**Directions for this task**
In the entries below, find every line with "revenues" and copy it.

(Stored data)
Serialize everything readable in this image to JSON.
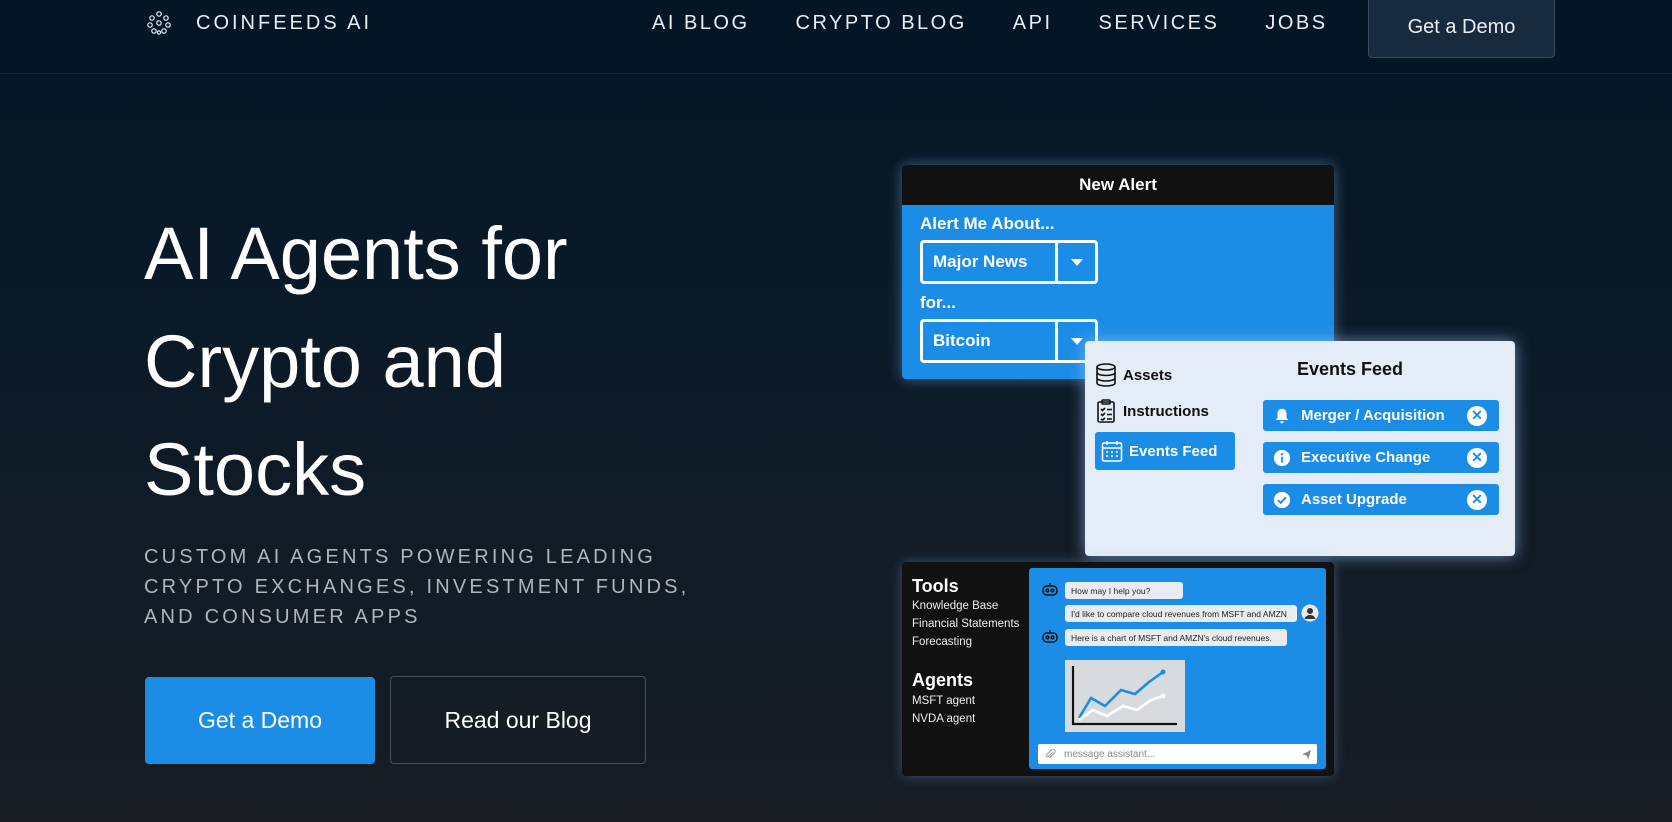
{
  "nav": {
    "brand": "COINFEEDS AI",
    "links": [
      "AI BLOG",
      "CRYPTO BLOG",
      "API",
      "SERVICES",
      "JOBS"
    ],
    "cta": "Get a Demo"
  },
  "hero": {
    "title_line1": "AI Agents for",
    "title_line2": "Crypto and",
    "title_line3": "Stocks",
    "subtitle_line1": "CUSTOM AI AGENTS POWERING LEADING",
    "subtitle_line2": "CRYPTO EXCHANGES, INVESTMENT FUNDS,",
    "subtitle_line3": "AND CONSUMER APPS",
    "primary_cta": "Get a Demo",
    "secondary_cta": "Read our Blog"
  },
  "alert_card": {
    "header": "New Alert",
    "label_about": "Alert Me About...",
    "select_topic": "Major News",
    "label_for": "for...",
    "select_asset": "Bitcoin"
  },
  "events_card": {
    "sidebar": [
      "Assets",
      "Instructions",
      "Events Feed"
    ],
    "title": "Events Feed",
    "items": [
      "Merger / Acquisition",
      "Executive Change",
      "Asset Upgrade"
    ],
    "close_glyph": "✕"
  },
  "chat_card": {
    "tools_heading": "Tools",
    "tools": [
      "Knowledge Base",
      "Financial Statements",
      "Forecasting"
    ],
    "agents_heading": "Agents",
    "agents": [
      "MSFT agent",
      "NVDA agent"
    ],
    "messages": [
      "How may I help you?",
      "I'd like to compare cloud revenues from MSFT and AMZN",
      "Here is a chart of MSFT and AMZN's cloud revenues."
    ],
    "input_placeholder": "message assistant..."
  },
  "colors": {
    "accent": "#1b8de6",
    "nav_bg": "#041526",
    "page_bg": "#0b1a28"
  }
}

**Result of this exercise**
      "I'd like to compare cloud revenues from MSFT and AMZN",
      "Here is a chart of MSFT and AMZN's cloud revenues."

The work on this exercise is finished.